- [Short task]:
Below are the records; locate each line with the word "examples" and copy it.

------ The input

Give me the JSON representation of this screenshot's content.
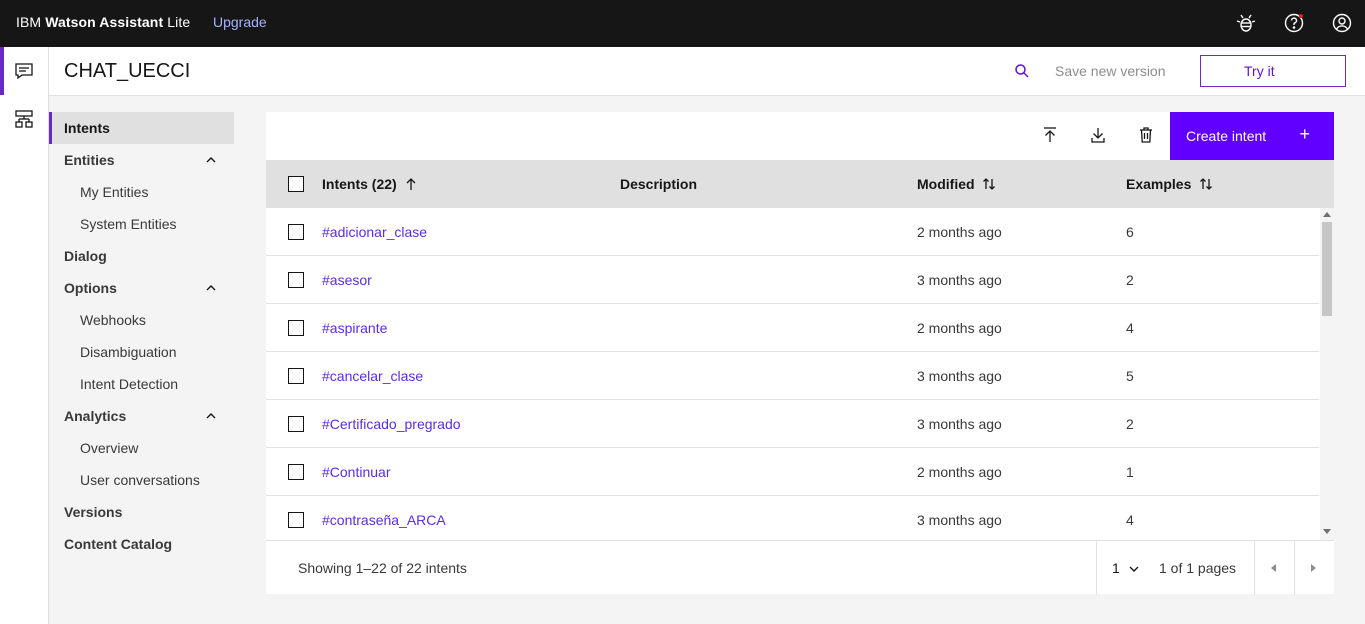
{
  "topbar": {
    "brand_ibm": "IBM",
    "brand_product": "Watson Assistant",
    "brand_plan": "Lite",
    "upgrade_label": "Upgrade",
    "icons": [
      "ibm-bee-icon",
      "help-icon",
      "user-avatar-icon"
    ],
    "notification_dot_color": "#da1e28"
  },
  "rail": {
    "items": [
      {
        "icon": "chat-icon",
        "active": true
      },
      {
        "icon": "skills-tree-icon",
        "active": false
      }
    ]
  },
  "header": {
    "skill_name": "CHAT_UECCI",
    "save_version_label": "Save new version",
    "try_it_label": "Try it"
  },
  "sidenav": {
    "items": [
      {
        "label": "Intents",
        "level": "top",
        "active": true
      },
      {
        "label": "Entities",
        "level": "top",
        "expanded": true
      },
      {
        "label": "My Entities",
        "level": "sub"
      },
      {
        "label": "System Entities",
        "level": "sub"
      },
      {
        "label": "Dialog",
        "level": "top"
      },
      {
        "label": "Options",
        "level": "top",
        "expanded": true
      },
      {
        "label": "Webhooks",
        "level": "sub"
      },
      {
        "label": "Disambiguation",
        "level": "sub"
      },
      {
        "label": "Intent Detection",
        "level": "sub"
      },
      {
        "label": "Analytics",
        "level": "top",
        "expanded": true
      },
      {
        "label": "Overview",
        "level": "sub"
      },
      {
        "label": "User conversations",
        "level": "sub"
      },
      {
        "label": "Versions",
        "level": "top"
      },
      {
        "label": "Content Catalog",
        "level": "top"
      }
    ]
  },
  "toolbar": {
    "icons": [
      "upload-icon",
      "download-icon",
      "trash-icon"
    ],
    "create_label": "Create intent",
    "create_icon": "+"
  },
  "table": {
    "columns": {
      "intents": "Intents (22)",
      "description": "Description",
      "modified": "Modified",
      "examples": "Examples"
    },
    "rows": [
      {
        "name": "#adicionar_clase",
        "description": "",
        "modified": "2 months ago",
        "examples": "6"
      },
      {
        "name": "#asesor",
        "description": "",
        "modified": "3 months ago",
        "examples": "2"
      },
      {
        "name": "#aspirante",
        "description": "",
        "modified": "2 months ago",
        "examples": "4"
      },
      {
        "name": "#cancelar_clase",
        "description": "",
        "modified": "3 months ago",
        "examples": "5"
      },
      {
        "name": "#Certificado_pregrado",
        "description": "",
        "modified": "3 months ago",
        "examples": "2"
      },
      {
        "name": "#Continuar",
        "description": "",
        "modified": "2 months ago",
        "examples": "1"
      },
      {
        "name": "#contraseña_ARCA",
        "description": "",
        "modified": "3 months ago",
        "examples": "4"
      }
    ]
  },
  "pagination": {
    "showing": "Showing 1–22 of 22 intents",
    "current_page": "1",
    "of_pages": "1 of 1 pages"
  },
  "colors": {
    "accent": "#6929c4",
    "primary_button": "#6100ff",
    "link": "#5b2de0",
    "topbar": "#161616"
  }
}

------------

- [Response to this exercise]:
      "examples": "Examples"
        "examples": "6"
        "examples": "2"
        "examples": "4"
        "examples": "5"
        "examples": "2"
        "examples": "1"
        "examples": "4"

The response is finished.